Extracted data entries:
════════════════════

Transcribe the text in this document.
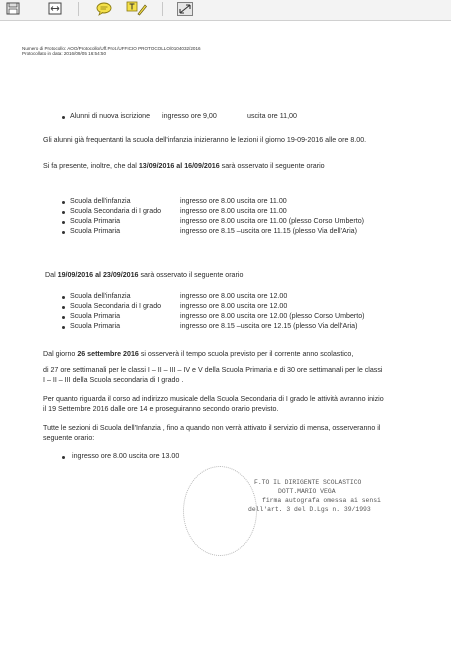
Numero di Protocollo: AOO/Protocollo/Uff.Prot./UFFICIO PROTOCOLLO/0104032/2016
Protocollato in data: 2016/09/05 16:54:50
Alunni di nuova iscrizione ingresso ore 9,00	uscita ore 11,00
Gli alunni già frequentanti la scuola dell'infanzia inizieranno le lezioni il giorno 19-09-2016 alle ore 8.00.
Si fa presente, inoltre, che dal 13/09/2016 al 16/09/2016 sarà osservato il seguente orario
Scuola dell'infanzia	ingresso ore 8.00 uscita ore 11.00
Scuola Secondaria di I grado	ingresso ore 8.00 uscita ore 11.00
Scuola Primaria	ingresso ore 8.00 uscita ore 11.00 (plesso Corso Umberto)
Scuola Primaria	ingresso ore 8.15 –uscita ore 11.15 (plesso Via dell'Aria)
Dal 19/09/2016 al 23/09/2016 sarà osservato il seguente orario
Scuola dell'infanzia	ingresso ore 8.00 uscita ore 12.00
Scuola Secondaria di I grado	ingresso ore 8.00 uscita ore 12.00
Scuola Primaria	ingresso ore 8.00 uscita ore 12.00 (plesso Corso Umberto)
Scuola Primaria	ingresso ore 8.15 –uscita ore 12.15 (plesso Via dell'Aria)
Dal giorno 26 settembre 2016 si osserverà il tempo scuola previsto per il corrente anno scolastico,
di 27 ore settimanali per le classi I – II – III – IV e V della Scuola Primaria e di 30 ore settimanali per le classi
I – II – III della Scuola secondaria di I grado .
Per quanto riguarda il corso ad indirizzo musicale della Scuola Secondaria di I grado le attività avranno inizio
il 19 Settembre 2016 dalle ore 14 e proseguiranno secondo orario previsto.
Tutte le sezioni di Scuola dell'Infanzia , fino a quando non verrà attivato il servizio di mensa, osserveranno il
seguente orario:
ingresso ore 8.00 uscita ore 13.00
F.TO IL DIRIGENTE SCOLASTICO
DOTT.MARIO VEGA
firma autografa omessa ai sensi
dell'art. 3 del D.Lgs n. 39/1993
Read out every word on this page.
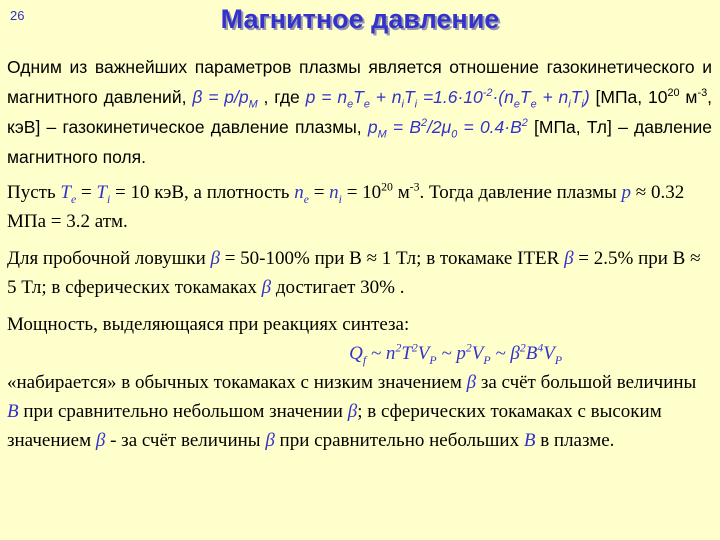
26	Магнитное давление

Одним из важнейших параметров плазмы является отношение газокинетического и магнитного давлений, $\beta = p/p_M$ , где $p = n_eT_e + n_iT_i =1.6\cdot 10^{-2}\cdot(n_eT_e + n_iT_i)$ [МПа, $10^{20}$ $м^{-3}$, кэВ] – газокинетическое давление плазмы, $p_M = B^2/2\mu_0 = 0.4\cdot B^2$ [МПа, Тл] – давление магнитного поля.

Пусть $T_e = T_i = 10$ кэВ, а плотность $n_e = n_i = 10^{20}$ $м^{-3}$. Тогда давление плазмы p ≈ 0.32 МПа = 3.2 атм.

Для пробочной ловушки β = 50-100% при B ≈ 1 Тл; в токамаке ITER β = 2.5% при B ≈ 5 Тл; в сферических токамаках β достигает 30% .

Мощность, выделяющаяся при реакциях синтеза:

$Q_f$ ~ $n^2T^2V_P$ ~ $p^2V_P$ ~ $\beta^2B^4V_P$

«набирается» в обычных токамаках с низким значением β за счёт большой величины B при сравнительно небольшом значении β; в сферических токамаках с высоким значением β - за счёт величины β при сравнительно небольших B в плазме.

════════════════════

# [Given exercise]
Your answer should be one number: the count of lines in the data above that include the word "seguente".

# [Output for this task]
3